* START Given information *

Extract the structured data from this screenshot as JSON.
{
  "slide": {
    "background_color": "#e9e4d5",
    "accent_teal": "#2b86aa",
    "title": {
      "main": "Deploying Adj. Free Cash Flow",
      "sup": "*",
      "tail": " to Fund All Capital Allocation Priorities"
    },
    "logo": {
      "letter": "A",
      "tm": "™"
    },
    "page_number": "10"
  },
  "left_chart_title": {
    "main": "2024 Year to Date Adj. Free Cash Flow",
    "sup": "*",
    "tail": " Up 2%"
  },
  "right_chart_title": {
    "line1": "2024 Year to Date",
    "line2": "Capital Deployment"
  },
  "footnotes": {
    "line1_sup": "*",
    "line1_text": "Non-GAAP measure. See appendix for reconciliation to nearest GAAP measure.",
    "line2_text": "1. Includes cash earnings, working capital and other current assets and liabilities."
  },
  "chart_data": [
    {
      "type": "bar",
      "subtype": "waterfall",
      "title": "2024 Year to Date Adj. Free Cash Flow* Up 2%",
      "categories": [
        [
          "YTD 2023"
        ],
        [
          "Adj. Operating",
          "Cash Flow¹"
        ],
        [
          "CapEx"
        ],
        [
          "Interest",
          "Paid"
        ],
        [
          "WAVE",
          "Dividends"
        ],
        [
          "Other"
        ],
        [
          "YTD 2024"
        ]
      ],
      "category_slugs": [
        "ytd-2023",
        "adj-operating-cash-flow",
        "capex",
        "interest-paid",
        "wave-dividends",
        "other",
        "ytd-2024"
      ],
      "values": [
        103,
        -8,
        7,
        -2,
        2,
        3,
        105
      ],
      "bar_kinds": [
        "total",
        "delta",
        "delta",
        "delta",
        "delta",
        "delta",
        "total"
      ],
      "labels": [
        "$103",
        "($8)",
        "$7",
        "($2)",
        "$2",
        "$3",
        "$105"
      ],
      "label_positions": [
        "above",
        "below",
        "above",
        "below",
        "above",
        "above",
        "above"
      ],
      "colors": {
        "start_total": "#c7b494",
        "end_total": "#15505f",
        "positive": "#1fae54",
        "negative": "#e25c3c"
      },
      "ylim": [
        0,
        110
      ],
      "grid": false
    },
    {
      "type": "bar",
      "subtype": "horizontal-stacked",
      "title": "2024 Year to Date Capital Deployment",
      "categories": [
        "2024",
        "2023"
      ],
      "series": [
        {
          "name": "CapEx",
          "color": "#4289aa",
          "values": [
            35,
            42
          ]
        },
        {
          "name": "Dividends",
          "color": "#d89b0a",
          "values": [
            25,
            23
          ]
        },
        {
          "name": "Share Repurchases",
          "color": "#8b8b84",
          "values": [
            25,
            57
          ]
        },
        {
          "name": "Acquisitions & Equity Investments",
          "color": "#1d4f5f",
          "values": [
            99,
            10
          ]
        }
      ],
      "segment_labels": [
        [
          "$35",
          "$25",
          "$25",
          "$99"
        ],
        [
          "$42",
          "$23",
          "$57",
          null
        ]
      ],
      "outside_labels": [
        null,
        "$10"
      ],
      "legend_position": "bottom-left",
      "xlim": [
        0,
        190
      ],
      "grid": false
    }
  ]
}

* END Given information *

Task brief> Each entry above needs to be retyped exactly.

Solution to the exercise>
Extract the structured data from this screenshot as JSON.
{
  "slide": {
    "background_color": "#e9e4d5",
    "accent_teal": "#2b86aa",
    "title": {
      "main": "Deploying Adj. Free Cash Flow",
      "sup": "*",
      "tail": " to Fund All Capital Allocation Priorities"
    },
    "logo": {
      "letter": "A",
      "tm": "™"
    },
    "page_number": "10"
  },
  "left_chart_title": {
    "main": "2024 Year to Date Adj. Free Cash Flow",
    "sup": "*",
    "tail": " Up 2%"
  },
  "right_chart_title": {
    "line1": "2024 Year to Date",
    "line2": "Capital Deployment"
  },
  "footnotes": {
    "line1_sup": "*",
    "line1_text": "Non-GAAP measure. See appendix for reconciliation to nearest GAAP measure.",
    "line2_text": "1. Includes cash earnings, working capital and other current assets and liabilities."
  },
  "chart_data": [
    {
      "type": "bar",
      "subtype": "waterfall",
      "title": "2024 Year to Date Adj. Free Cash Flow* Up 2%",
      "categories": [
        [
          "YTD 2023"
        ],
        [
          "Adj. Operating",
          "Cash Flow¹"
        ],
        [
          "CapEx"
        ],
        [
          "Interest",
          "Paid"
        ],
        [
          "WAVE",
          "Dividends"
        ],
        [
          "Other"
        ],
        [
          "YTD 2024"
        ]
      ],
      "category_slugs": [
        "ytd-2023",
        "adj-operating-cash-flow",
        "capex",
        "interest-paid",
        "wave-dividends",
        "other",
        "ytd-2024"
      ],
      "values": [
        103,
        -8,
        7,
        -2,
        2,
        3,
        105
      ],
      "bar_kinds": [
        "total",
        "delta",
        "delta",
        "delta",
        "delta",
        "delta",
        "total"
      ],
      "labels": [
        "$103",
        "($8)",
        "$7",
        "($2)",
        "$2",
        "$3",
        "$105"
      ],
      "label_positions": [
        "above",
        "below",
        "above",
        "below",
        "above",
        "above",
        "above"
      ],
      "colors": {
        "start_total": "#c7b494",
        "end_total": "#15505f",
        "positive": "#1fae54",
        "negative": "#e25c3c"
      },
      "ylim": [
        0,
        110
      ],
      "grid": false
    },
    {
      "type": "bar",
      "subtype": "horizontal-stacked",
      "title": "2024 Year to Date Capital Deployment",
      "categories": [
        "2024",
        "2023"
      ],
      "series": [
        {
          "name": "CapEx",
          "color": "#4289aa",
          "values": [
            35,
            42
          ]
        },
        {
          "name": "Dividends",
          "color": "#d89b0a",
          "values": [
            25,
            23
          ]
        },
        {
          "name": "Share Repurchases",
          "color": "#8b8b84",
          "values": [
            25,
            57
          ]
        },
        {
          "name": "Acquisitions & Equity Investments",
          "color": "#1d4f5f",
          "values": [
            99,
            10
          ]
        }
      ],
      "segment_labels": [
        [
          "$35",
          "$25",
          "$25",
          "$99"
        ],
        [
          "$42",
          "$23",
          "$57",
          null
        ]
      ],
      "outside_labels": [
        null,
        "$10"
      ],
      "legend_position": "bottom-left",
      "xlim": [
        0,
        190
      ],
      "grid": false
    }
  ]
}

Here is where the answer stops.